- Given problem: Print the full listing exactly.

(Saved entries)
[start]

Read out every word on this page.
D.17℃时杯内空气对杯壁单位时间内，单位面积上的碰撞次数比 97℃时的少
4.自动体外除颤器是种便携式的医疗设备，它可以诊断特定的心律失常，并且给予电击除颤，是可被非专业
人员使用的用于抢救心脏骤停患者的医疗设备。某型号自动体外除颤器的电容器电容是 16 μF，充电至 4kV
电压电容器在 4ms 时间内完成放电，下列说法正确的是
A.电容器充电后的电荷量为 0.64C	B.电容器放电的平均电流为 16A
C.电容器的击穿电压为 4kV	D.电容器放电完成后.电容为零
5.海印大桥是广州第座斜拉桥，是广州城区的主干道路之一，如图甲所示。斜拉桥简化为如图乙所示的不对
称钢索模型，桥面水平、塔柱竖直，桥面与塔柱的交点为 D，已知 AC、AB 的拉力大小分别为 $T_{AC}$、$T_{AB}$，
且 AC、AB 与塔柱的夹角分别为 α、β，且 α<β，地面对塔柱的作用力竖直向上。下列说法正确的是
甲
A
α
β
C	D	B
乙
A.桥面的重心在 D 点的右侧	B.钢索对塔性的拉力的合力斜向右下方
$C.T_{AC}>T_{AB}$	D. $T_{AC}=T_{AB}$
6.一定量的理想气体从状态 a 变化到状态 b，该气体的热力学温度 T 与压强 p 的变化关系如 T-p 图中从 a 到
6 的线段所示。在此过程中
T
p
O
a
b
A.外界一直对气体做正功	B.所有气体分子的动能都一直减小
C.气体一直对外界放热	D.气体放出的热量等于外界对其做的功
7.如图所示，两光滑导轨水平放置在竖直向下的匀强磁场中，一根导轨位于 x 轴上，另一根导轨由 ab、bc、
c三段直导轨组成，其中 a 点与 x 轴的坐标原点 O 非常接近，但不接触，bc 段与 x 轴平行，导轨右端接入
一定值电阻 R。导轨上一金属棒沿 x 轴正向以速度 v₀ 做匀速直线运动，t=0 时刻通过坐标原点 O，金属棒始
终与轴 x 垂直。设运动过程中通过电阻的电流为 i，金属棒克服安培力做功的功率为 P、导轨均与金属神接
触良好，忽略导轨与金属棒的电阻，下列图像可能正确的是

[end]

- Final result:
Read out every word on this page.
D.17℃时杯内空气对杯壁单位时间内，单位面积上的碰撞次数比 97℃时的少
4.自动体外除颤器是种便携式的医疗设备，它可以诊断特定的心律失常，并且给予电击除颤，是可被非专业
人员使用的用于抢救心脏骤停患者的医疗设备。某型号自动体外除颤器的电容器电容是 16 μF，充电至 4kV
电压电容器在 4ms 时间内完成放电，下列说法正确的是
A.电容器充电后的电荷量为 0.64C	B.电容器放电的平均电流为 16A
C.电容器的击穿电压为 4kV	D.电容器放电完成后.电容为零
5.海印大桥是广州第座斜拉桥，是广州城区的主干道路之一，如图甲所示。斜拉桥简化为如图乙所示的不对
称钢索模型，桥面水平、塔柱竖直，桥面与塔柱的交点为 D，已知 AC、AB 的拉力大小分别为 $T_{AC}$、$T_{AB}$，
且 AC、AB 与塔柱的夹角分别为 α、β，且 α<β，地面对塔柱的作用力竖直向上。下列说法正确的是
甲
A
α
β
C	D	B
乙
A.桥面的重心在 D 点的右侧	B.钢索对塔性的拉力的合力斜向右下方
$C.T_{AC}>T_{AB}$	D. $T_{AC}=T_{AB}$
6.一定量的理想气体从状态 a 变化到状态 b，该气体的热力学温度 T 与压强 p 的变化关系如 T-p 图中从 a 到
6 的线段所示。在此过程中
T
p
O
a
b
A.外界一直对气体做正功	B.所有气体分子的动能都一直减小
C.气体一直对外界放热	D.气体放出的热量等于外界对其做的功
7.如图所示，两光滑导轨水平放置在竖直向下的匀强磁场中，一根导轨位于 x 轴上，另一根导轨由 ab、bc、
c三段直导轨组成，其中 a 点与 x 轴的坐标原点 O 非常接近，但不接触，bc 段与 x 轴平行，导轨右端接入
一定值电阻 R。导轨上一金属棒沿 x 轴正向以速度 v₀ 做匀速直线运动，t=0 时刻通过坐标原点 O，金属棒始
终与轴 x 垂直。设运动过程中通过电阻的电流为 i，金属棒克服安培力做功的功率为 P、导轨均与金属神接
触良好，忽略导轨与金属棒的电阻，下列图像可能正确的是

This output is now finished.